SET TASK: Omit every picture, then give all the entries again exactly.

+===+

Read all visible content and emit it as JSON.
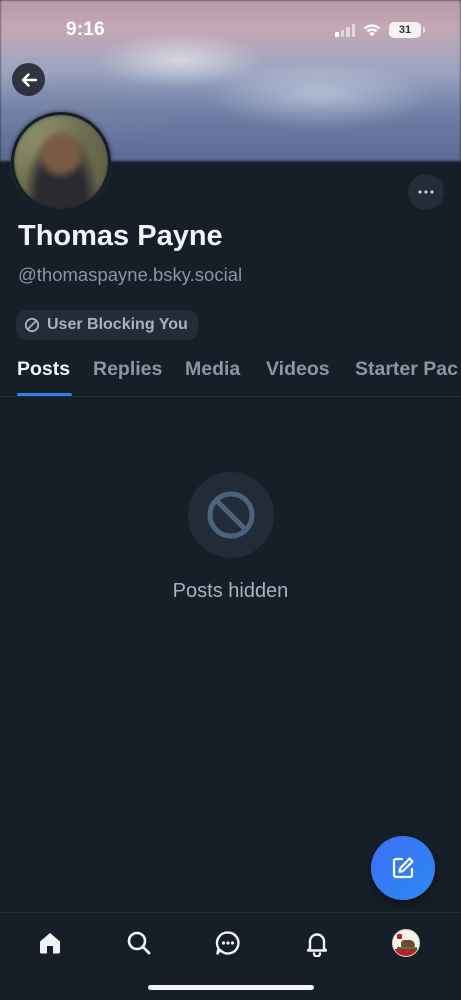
{
  "status_bar": {
    "time": "9:16",
    "battery": "31"
  },
  "profile": {
    "display_name": "Thomas Payne",
    "handle": "@thomaspayne.bsky.social",
    "block_badge": "User Blocking You"
  },
  "tabs": [
    {
      "label": "Posts",
      "active": true
    },
    {
      "label": "Replies",
      "active": false
    },
    {
      "label": "Media",
      "active": false
    },
    {
      "label": "Videos",
      "active": false
    },
    {
      "label": "Starter Pac",
      "active": false
    }
  ],
  "empty_state": {
    "text": "Posts hidden",
    "icon": "block-icon"
  },
  "bottom_nav": [
    {
      "name": "home",
      "icon": "home-icon",
      "active": true
    },
    {
      "name": "search",
      "icon": "search-icon"
    },
    {
      "name": "messages",
      "icon": "chat-icon"
    },
    {
      "name": "notifications",
      "icon": "bell-icon"
    },
    {
      "name": "profile",
      "icon": "avatar-icon"
    }
  ],
  "colors": {
    "background": "#161e27",
    "accent": "#2d82e8",
    "fab": "#3d6ef7",
    "muted_text": "#8a96a6"
  }
}
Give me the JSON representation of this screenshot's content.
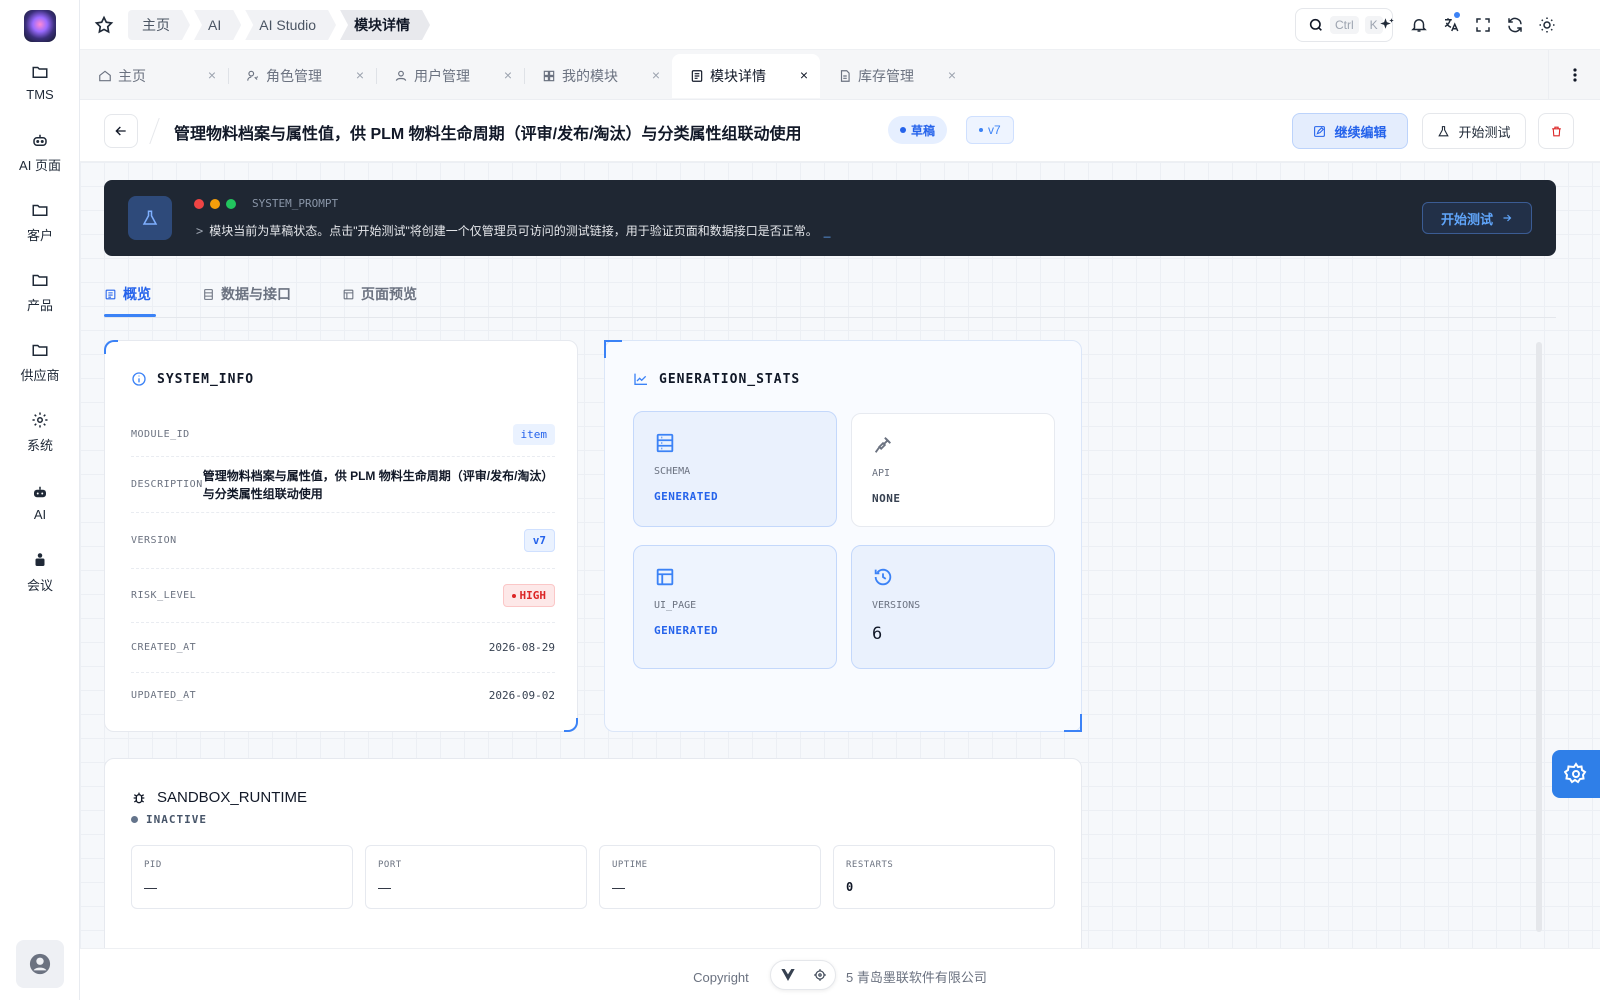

+===+

FINAL RESULT:
Read all visible content and emit it as JSON.
{
  "status_bar": {
    "time": "9:16",
    "battery": "31"
  },
  "profile": {
    "display_name": "Thomas Payne",
    "handle": "@thomaspayne.bsky.social",
    "block_badge": "User Blocking You"
  },
  "tabs": [
    {
      "label": "Posts",
      "active": true
    },
    {
      "label": "Replies",
      "active": false
    },
    {
      "label": "Media",
      "active": false
    },
    {
      "label": "Videos",
      "active": false
    },
    {
      "label": "Starter Pac",
      "active": false
    }
  ],
  "empty_state": {
    "text": "Posts hidden",
    "icon": "block-icon"
  },
  "bottom_nav": [
    {
      "name": "home",
      "icon": "home-icon",
      "active": true
    },
    {
      "name": "search",
      "icon": "search-icon"
    },
    {
      "name": "messages",
      "icon": "chat-icon"
    },
    {
      "name": "notifications",
      "icon": "bell-icon"
    },
    {
      "name": "profile",
      "icon": "avatar-icon"
    }
  ],
  "colors": {
    "background": "#161e27",
    "accent": "#2d82e8",
    "fab": "#3d6ef7",
    "muted_text": "#8a96a6"
  }
}
Give me the JSON representation of this screenshot's content.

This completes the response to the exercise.